To do
Wherever a line below holds the word "скорость", copy that line.

————————

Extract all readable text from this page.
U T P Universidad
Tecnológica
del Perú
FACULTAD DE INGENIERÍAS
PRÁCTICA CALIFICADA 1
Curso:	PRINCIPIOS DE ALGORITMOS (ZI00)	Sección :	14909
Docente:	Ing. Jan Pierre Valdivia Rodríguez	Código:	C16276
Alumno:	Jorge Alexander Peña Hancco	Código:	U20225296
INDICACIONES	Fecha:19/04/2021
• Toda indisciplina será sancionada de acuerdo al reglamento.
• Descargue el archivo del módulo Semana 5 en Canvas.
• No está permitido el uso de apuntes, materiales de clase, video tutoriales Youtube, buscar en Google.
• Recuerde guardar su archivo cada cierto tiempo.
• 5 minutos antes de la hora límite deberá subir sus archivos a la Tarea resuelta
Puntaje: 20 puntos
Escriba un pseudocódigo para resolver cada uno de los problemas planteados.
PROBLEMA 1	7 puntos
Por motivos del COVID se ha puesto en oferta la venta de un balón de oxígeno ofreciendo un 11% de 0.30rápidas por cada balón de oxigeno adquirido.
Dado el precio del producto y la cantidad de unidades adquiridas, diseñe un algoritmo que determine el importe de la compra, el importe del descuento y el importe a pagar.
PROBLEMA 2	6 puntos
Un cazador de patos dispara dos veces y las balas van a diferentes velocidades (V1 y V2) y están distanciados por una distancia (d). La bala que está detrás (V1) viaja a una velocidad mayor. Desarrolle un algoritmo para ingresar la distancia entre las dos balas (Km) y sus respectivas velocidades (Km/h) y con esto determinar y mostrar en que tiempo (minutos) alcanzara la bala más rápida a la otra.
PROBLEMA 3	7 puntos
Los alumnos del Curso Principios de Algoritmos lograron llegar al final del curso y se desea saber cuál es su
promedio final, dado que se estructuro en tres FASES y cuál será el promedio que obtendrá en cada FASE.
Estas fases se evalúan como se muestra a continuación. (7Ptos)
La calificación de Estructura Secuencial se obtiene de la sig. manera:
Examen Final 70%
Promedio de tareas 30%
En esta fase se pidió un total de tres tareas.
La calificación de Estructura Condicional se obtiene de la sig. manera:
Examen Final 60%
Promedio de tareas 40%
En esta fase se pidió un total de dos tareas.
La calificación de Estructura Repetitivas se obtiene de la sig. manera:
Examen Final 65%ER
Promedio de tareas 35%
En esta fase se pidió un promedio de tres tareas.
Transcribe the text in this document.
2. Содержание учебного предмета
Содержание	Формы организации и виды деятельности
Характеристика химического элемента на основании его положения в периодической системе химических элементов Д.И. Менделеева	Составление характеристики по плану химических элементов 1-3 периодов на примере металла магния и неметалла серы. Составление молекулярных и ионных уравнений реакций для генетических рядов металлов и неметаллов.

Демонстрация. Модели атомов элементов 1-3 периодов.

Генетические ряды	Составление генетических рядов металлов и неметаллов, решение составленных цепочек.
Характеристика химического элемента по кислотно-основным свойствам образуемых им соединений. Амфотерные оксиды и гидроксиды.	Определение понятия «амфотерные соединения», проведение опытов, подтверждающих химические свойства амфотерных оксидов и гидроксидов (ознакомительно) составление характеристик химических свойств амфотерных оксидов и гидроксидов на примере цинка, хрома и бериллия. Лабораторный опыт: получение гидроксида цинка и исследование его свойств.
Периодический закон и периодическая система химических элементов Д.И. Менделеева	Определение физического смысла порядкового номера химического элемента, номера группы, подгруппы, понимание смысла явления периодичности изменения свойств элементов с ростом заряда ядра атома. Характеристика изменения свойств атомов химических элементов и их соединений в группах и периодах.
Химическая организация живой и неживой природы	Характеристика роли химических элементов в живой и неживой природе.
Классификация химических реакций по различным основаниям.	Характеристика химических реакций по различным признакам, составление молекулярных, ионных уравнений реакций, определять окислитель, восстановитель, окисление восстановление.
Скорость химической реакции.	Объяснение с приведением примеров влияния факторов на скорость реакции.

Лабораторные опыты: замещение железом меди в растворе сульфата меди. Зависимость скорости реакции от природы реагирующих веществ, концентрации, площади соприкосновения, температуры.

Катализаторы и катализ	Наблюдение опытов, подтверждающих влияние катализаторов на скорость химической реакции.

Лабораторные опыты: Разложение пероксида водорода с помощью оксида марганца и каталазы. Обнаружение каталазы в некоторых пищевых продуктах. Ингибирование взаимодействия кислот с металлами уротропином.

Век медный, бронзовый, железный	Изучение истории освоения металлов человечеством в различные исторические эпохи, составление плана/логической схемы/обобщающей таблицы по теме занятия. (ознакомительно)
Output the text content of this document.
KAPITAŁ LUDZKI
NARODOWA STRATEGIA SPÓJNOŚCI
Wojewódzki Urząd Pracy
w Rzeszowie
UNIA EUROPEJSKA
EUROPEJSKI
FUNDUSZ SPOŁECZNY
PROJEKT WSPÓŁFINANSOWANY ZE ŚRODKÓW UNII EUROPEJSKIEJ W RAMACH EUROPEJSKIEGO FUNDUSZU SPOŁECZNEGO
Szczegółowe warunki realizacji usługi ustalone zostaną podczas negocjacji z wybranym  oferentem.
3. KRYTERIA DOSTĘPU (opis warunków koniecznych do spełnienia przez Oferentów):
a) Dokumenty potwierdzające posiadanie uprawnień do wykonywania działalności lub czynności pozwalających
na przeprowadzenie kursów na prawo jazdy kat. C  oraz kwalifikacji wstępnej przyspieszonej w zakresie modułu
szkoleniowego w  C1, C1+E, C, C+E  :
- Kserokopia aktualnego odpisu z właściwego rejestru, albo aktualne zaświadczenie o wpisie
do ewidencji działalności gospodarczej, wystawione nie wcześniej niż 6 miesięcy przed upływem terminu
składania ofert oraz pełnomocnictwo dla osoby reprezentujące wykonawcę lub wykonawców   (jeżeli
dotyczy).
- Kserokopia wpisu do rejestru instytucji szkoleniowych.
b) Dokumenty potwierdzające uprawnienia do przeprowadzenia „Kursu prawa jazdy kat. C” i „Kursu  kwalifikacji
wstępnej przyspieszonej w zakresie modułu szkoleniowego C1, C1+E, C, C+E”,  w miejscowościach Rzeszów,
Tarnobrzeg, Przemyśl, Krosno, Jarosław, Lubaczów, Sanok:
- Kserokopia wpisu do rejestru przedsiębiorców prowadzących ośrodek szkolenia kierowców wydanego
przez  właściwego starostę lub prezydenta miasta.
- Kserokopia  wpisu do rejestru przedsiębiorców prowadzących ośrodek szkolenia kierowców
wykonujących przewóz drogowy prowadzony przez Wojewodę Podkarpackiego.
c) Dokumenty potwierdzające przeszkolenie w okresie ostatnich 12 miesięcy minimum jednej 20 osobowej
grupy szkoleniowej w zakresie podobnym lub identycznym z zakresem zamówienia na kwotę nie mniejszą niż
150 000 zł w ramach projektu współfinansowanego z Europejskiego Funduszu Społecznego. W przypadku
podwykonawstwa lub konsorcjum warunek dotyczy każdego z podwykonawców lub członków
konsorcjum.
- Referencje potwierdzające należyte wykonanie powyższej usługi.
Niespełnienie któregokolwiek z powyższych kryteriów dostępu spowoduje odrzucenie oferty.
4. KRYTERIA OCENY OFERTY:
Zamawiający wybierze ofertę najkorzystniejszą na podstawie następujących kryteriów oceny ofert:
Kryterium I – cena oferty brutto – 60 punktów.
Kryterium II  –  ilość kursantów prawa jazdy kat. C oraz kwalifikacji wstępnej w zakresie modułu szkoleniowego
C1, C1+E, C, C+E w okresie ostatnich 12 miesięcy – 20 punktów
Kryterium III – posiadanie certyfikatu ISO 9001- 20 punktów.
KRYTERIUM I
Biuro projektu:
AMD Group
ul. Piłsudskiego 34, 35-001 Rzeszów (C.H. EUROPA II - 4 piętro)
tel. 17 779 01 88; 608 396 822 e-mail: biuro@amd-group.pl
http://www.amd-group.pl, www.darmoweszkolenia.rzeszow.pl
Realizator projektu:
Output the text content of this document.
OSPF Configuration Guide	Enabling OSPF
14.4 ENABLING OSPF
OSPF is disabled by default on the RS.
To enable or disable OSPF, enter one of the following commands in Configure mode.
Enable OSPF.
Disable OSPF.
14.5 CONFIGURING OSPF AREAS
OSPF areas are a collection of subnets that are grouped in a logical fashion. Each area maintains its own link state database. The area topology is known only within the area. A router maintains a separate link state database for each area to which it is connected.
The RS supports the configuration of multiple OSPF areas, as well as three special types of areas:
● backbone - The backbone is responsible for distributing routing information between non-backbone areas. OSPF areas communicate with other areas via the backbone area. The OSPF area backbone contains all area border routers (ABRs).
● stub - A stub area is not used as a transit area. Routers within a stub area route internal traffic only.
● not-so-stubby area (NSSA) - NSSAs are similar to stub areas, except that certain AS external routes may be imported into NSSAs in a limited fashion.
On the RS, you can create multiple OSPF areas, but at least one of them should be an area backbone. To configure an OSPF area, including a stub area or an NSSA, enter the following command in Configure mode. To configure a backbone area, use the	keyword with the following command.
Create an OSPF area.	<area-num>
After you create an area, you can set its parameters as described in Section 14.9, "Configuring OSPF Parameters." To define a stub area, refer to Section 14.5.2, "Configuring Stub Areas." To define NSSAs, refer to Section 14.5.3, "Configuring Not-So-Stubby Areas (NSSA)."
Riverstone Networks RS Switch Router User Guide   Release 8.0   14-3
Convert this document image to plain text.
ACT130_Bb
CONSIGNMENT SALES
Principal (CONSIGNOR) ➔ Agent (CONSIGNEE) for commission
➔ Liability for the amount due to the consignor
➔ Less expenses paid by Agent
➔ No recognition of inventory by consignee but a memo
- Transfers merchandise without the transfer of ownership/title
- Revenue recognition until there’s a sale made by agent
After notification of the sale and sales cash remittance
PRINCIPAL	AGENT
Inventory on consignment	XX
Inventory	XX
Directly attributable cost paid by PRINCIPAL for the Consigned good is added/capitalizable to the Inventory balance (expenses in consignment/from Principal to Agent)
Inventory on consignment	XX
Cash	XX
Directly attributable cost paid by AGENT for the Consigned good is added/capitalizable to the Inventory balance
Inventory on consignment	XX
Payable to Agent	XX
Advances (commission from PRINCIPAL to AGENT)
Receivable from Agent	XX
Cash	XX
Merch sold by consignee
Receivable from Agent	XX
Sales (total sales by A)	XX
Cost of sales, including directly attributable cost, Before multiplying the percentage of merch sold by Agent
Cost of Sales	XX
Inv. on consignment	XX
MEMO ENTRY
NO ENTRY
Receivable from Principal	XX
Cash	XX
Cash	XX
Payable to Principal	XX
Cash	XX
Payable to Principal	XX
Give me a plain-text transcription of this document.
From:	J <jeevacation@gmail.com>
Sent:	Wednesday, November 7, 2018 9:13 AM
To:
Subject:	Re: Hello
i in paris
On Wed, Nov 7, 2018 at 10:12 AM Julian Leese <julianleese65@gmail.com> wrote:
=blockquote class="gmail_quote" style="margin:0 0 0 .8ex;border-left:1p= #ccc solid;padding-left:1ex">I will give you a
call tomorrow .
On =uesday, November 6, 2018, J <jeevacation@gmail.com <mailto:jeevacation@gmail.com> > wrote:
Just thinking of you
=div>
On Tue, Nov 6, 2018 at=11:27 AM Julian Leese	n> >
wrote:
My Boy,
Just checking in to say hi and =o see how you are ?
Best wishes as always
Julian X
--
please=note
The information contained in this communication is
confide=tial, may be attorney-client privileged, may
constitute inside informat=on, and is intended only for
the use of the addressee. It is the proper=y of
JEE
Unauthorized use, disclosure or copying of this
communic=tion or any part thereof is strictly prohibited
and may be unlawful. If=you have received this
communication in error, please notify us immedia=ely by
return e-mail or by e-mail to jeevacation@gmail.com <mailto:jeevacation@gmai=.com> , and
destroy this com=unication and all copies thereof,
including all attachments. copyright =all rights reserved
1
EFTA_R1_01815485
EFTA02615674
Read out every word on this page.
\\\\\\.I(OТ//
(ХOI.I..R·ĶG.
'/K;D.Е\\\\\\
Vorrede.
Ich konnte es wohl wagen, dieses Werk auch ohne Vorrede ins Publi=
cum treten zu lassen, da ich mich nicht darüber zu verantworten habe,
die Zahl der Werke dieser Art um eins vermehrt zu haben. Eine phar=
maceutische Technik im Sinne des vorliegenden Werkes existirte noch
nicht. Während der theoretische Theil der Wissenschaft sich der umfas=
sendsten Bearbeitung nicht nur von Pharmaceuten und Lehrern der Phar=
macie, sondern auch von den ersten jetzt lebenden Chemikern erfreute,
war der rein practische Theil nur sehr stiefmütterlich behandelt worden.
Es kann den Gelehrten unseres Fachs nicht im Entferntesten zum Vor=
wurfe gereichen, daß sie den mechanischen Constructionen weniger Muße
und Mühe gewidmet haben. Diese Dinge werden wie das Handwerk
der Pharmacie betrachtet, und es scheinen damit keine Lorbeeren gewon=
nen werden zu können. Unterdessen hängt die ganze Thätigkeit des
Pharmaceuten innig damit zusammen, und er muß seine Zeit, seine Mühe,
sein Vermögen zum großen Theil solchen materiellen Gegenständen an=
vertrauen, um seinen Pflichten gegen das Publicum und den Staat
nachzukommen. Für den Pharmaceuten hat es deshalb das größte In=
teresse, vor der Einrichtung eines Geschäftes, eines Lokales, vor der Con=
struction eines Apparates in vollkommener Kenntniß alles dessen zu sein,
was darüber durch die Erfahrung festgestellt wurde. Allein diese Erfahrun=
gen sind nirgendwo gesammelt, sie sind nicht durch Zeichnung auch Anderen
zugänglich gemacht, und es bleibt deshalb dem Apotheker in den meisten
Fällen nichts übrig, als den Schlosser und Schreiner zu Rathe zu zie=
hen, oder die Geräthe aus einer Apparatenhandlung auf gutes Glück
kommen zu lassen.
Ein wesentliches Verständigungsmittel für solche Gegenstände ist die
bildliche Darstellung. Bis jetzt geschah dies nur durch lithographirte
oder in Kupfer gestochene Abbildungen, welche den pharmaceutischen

————————

Output for this exercise
Скорость химической реакции.	Объяснение с приведением примеров влияния факторов на скорость реакции.
Катализаторы и катализ	Наблюдение опытов, подтверждающих влияние катализаторов на скорость химической реакции.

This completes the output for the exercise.